(Job) Read the records below and copy each line that contains "einem".

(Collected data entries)
..........

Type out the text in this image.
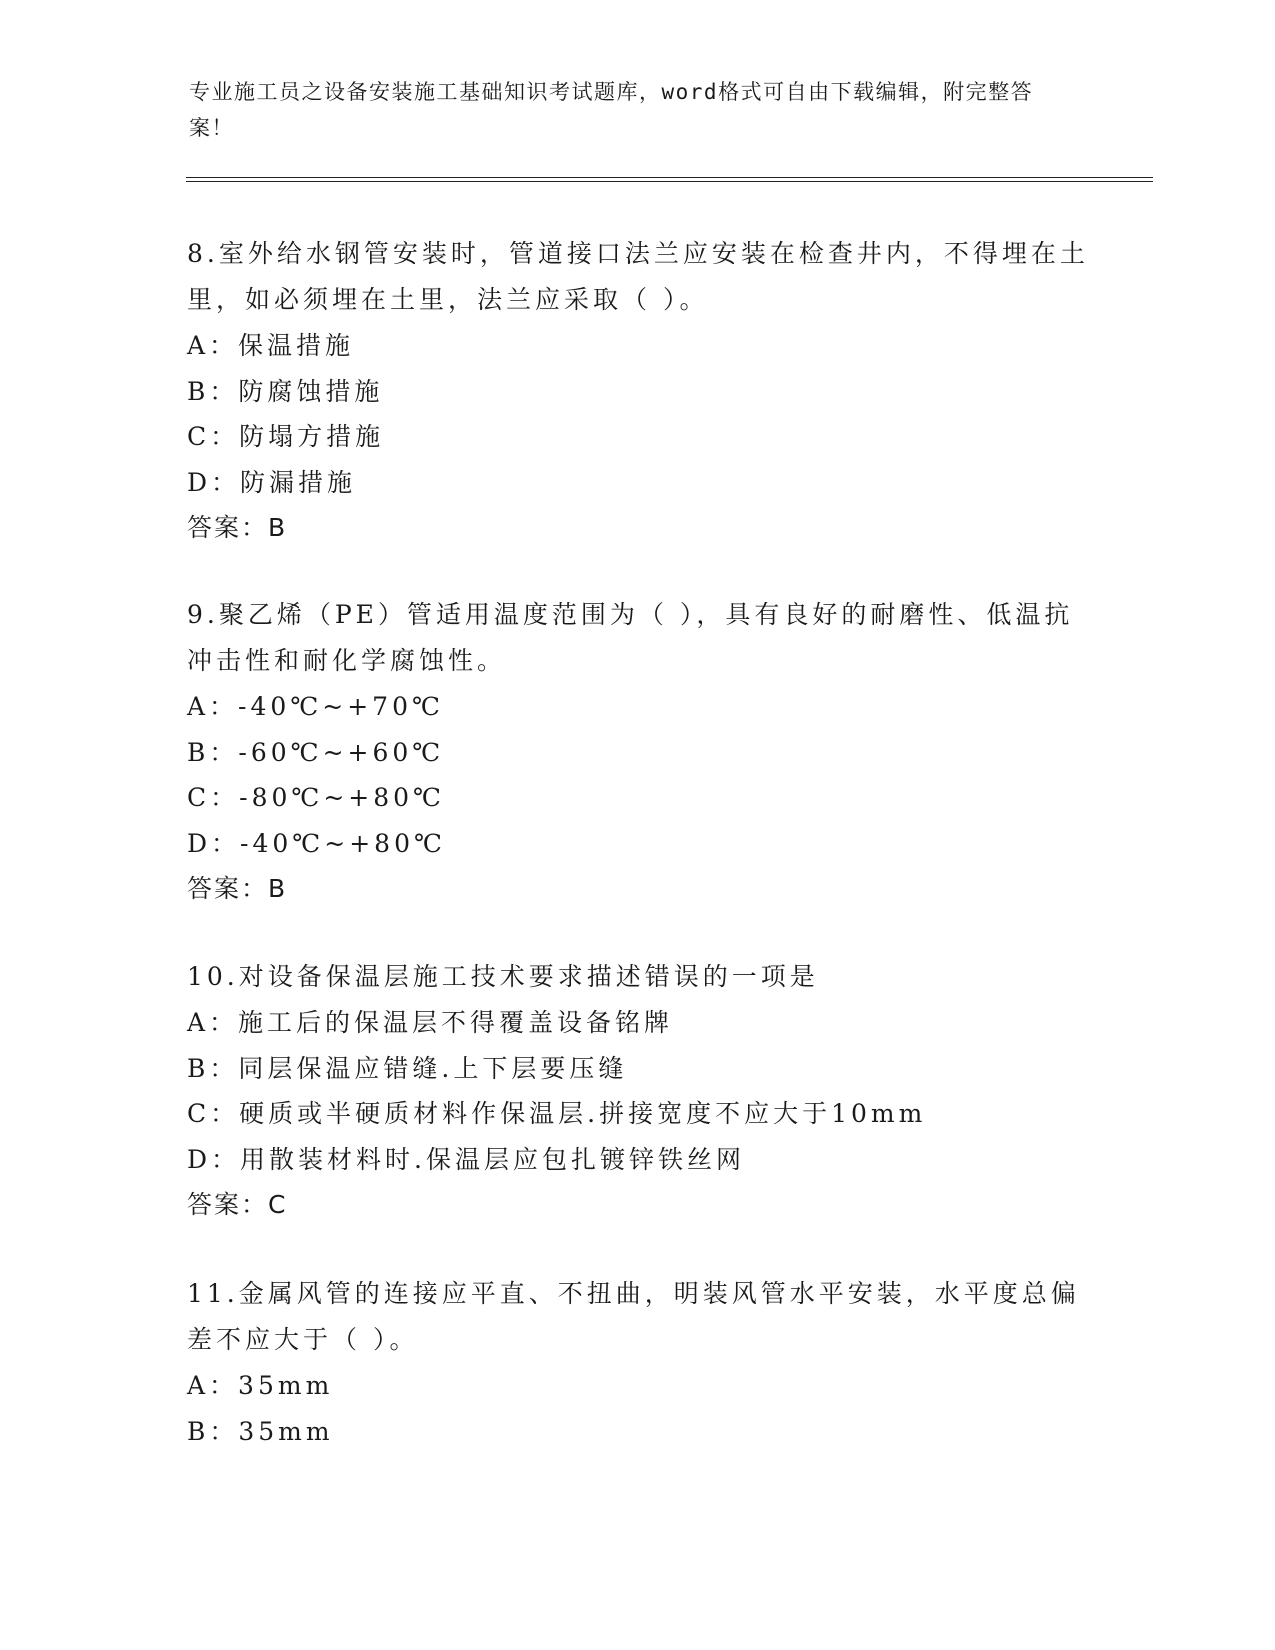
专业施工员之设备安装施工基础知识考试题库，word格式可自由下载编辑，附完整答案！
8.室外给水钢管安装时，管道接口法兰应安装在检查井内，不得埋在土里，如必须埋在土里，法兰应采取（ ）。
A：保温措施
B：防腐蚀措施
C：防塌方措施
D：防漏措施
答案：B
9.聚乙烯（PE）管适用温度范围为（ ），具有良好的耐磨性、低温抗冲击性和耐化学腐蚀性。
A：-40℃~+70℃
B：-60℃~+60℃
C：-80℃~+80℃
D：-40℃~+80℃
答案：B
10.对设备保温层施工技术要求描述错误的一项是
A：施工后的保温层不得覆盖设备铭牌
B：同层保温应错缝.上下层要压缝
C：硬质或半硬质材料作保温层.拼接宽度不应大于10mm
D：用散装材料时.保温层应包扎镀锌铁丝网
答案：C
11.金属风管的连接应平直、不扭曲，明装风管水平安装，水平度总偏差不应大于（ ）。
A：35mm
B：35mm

..........

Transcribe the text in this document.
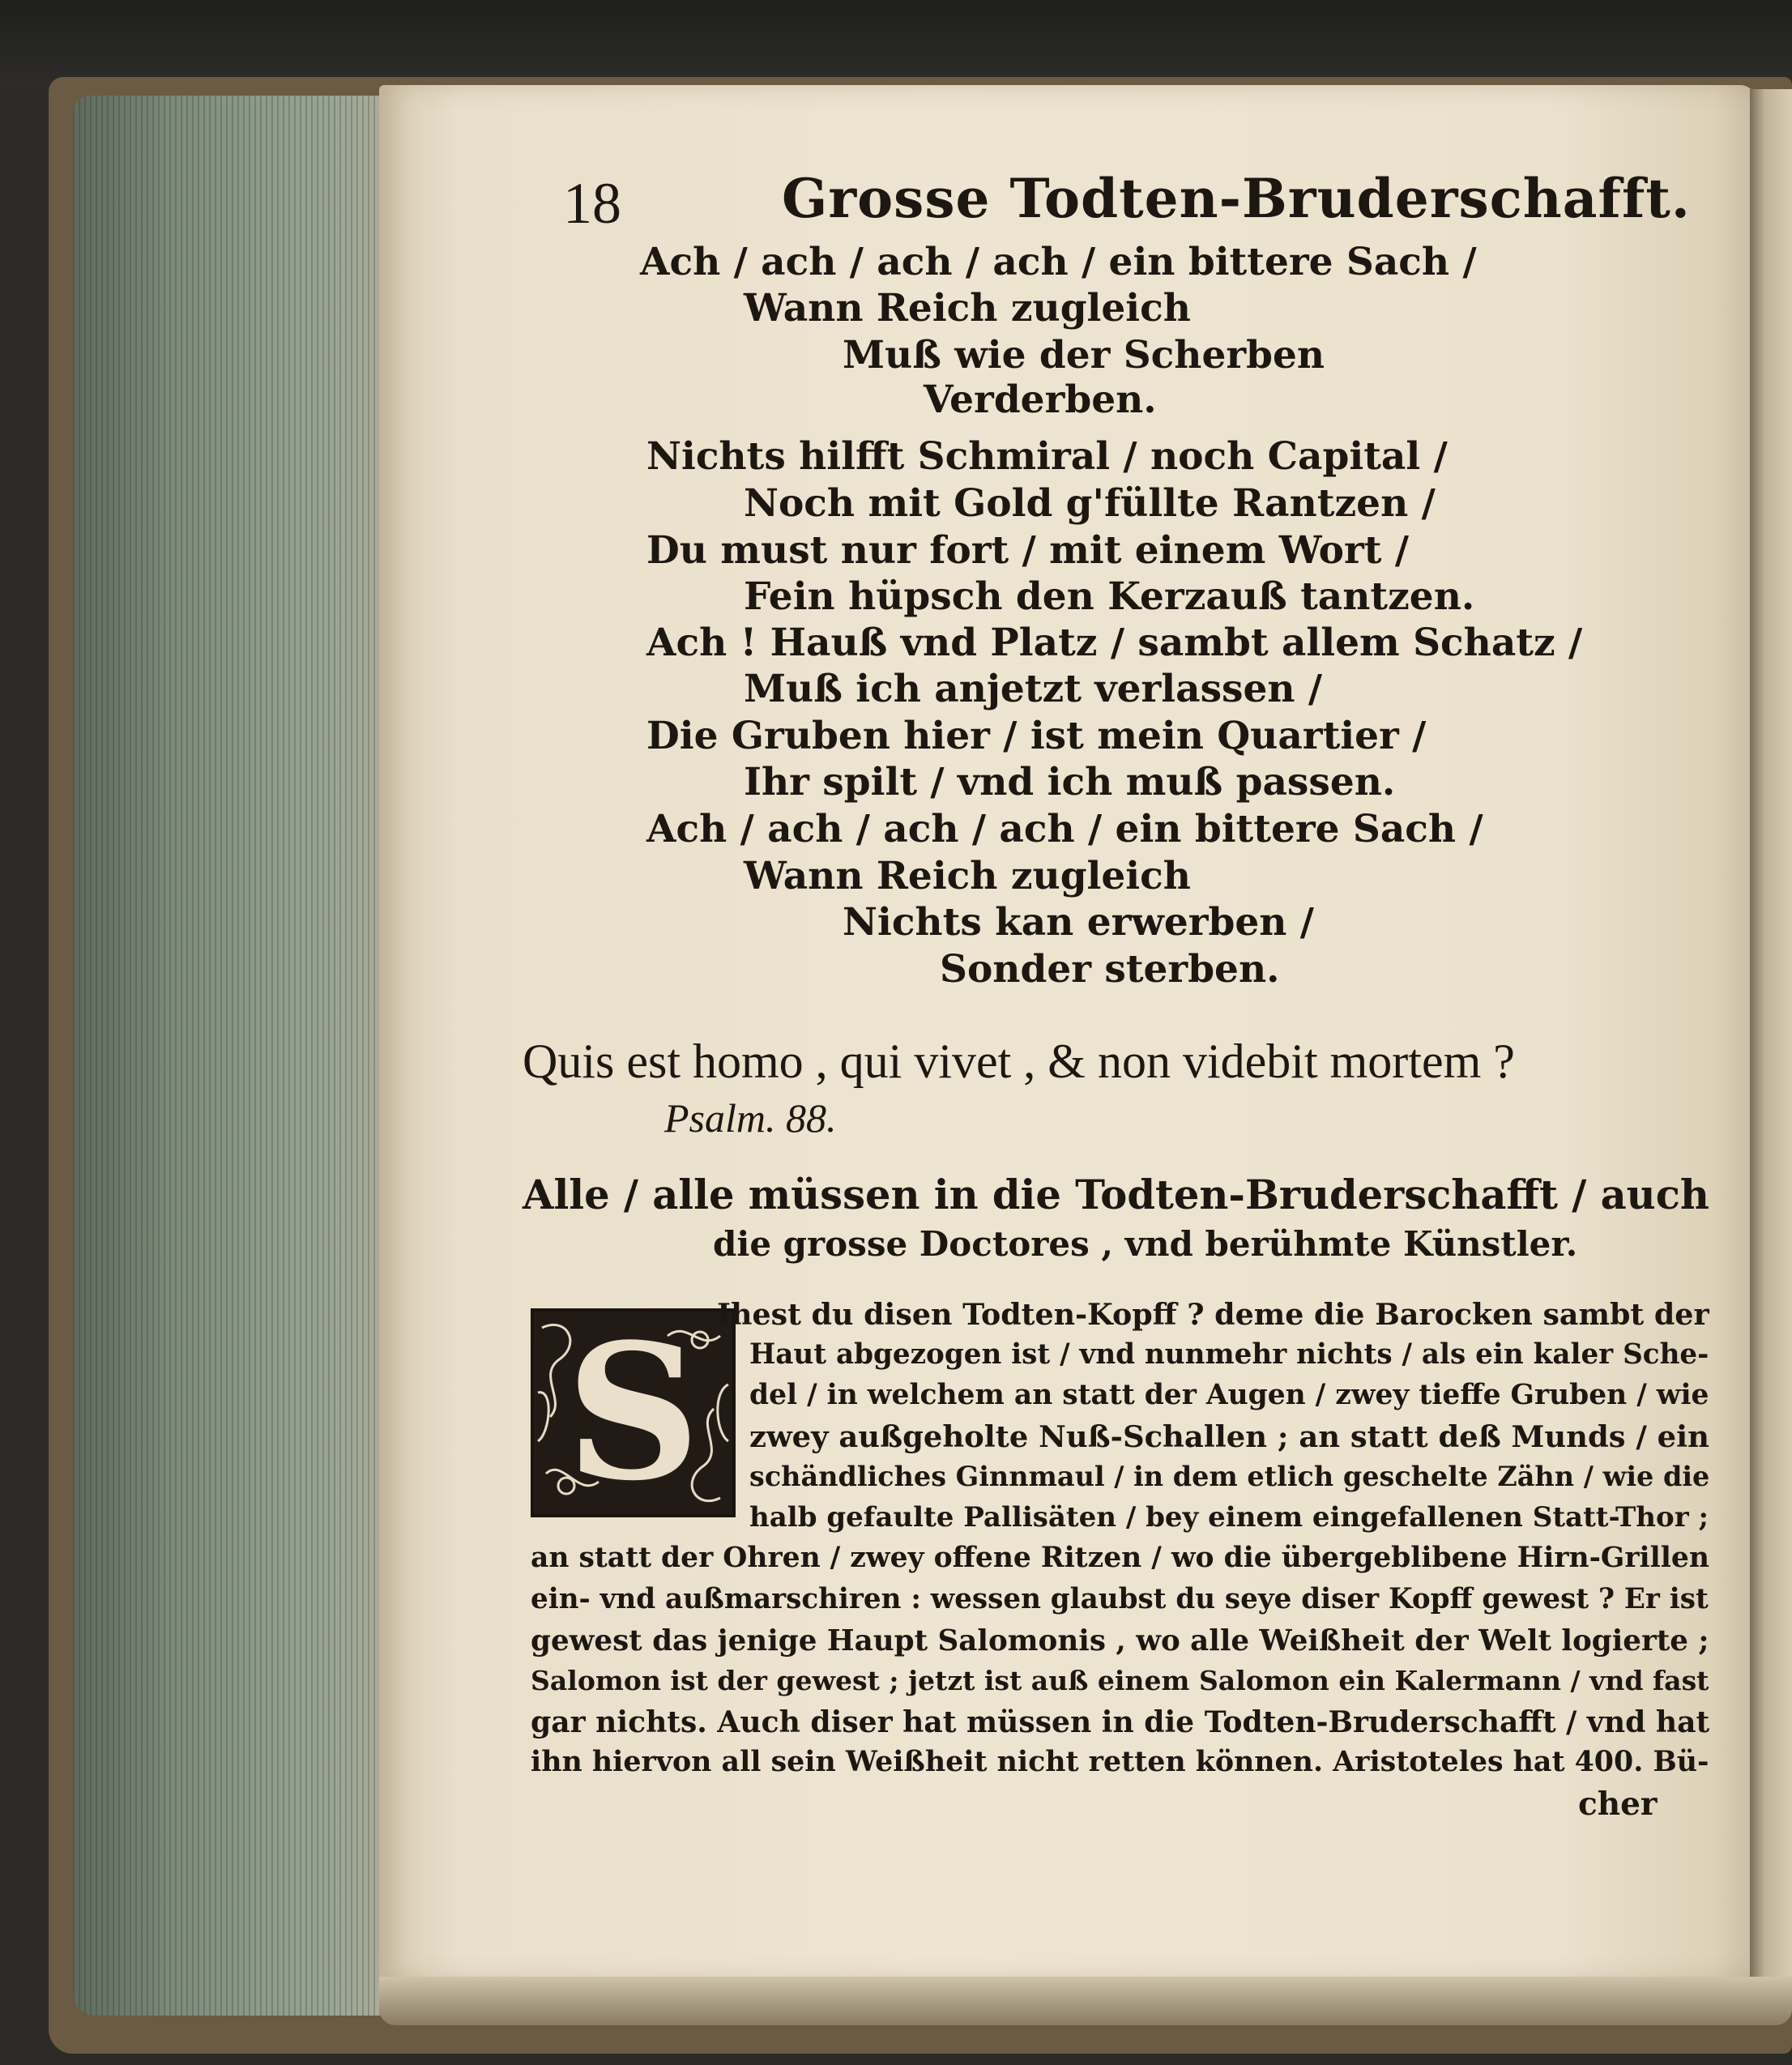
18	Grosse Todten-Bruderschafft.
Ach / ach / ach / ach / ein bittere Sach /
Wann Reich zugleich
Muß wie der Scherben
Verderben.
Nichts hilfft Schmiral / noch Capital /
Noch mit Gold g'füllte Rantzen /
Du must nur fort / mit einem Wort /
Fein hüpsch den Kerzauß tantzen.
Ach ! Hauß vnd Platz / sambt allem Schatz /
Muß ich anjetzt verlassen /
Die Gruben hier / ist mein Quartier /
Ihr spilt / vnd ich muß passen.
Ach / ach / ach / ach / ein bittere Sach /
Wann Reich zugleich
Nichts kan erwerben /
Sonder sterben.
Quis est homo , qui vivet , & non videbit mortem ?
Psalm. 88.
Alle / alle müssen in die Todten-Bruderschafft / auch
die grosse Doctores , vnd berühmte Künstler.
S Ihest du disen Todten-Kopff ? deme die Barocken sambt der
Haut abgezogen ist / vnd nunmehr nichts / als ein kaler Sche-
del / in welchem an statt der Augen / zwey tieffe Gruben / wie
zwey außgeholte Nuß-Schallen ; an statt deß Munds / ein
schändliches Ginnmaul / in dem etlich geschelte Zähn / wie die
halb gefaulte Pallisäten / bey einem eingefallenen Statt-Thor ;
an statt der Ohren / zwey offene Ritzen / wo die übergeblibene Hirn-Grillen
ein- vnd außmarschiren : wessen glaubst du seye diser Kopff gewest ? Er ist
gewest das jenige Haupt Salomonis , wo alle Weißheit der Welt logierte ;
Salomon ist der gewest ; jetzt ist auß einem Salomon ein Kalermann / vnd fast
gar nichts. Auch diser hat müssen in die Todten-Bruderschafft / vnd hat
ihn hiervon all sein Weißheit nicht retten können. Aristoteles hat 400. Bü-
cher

..........

(Result)
Du must nur fort / mit einem Wort /
halb gefaulte Pallisäten / bey einem eingefallenen Statt-Thor ;
Salomon ist der gewest ; jetzt ist auß einem Salomon ein Kalermann / vnd fast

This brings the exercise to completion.